### Direction
Copy out exactly every line from the line containing "Give me a plain-text" until the records below end, inclusive of both boundary lines.

======== The input

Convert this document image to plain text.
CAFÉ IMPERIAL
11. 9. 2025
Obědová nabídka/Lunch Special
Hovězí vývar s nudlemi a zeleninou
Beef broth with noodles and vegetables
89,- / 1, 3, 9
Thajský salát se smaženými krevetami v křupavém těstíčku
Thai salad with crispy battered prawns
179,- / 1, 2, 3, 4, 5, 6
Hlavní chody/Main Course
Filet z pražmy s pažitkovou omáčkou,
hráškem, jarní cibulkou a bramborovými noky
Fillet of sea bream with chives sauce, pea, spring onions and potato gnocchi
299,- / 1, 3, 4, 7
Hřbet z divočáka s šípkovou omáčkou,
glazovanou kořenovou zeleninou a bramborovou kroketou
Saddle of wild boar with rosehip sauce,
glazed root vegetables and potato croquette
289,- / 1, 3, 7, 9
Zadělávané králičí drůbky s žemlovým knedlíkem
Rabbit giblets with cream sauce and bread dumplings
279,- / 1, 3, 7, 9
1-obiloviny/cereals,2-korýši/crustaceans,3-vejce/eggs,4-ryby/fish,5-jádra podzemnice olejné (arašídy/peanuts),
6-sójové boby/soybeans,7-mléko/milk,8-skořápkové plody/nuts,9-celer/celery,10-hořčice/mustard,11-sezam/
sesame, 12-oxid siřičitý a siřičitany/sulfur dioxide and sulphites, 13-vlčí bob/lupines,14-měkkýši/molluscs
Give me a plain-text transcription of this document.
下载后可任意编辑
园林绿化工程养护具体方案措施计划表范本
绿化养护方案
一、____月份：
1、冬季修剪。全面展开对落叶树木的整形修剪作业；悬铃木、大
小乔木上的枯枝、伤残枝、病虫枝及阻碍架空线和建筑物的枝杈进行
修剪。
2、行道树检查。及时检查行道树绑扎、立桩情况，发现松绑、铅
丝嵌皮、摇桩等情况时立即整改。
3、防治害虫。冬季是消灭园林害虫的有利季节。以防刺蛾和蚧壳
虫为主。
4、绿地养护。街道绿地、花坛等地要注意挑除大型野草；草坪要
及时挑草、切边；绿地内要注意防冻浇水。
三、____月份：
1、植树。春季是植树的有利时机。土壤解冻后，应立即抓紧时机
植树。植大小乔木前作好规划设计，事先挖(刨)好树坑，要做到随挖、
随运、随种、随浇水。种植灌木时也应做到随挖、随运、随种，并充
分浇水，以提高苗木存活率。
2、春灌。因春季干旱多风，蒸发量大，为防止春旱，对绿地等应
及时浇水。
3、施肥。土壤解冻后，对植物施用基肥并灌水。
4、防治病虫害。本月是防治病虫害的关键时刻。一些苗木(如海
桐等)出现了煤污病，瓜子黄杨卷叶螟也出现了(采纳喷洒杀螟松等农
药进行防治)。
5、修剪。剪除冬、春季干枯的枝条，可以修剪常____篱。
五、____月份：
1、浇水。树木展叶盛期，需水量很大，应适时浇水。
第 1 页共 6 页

================

### Written answer
Give me a plain-text transcription of this document.
下载后可任意编辑
园林绿化工程养护具体方案措施计划表范本
绿化养护方案
一、____月份：
1、冬季修剪。全面展开对落叶树木的整形修剪作业；悬铃木、大
小乔木上的枯枝、伤残枝、病虫枝及阻碍架空线和建筑物的枝杈进行
修剪。
2、行道树检查。及时检查行道树绑扎、立桩情况，发现松绑、铅
丝嵌皮、摇桩等情况时立即整改。
3、防治害虫。冬季是消灭园林害虫的有利季节。以防刺蛾和蚧壳
虫为主。
4、绿地养护。街道绿地、花坛等地要注意挑除大型野草；草坪要
及时挑草、切边；绿地内要注意防冻浇水。
三、____月份：
1、植树。春季是植树的有利时机。土壤解冻后，应立即抓紧时机
植树。植大小乔木前作好规划设计，事先挖(刨)好树坑，要做到随挖、
随运、随种、随浇水。种植灌木时也应做到随挖、随运、随种，并充
分浇水，以提高苗木存活率。
2、春灌。因春季干旱多风，蒸发量大，为防止春旱，对绿地等应
及时浇水。
3、施肥。土壤解冻后，对植物施用基肥并灌水。
4、防治病虫害。本月是防治病虫害的关键时刻。一些苗木(如海
桐等)出现了煤污病，瓜子黄杨卷叶螟也出现了(采纳喷洒杀螟松等农
药进行防治)。
5、修剪。剪除冬、春季干枯的枝条，可以修剪常____篱。
五、____月份：
1、浇水。树木展叶盛期，需水量很大，应适时浇水。
第 1 页共 6 页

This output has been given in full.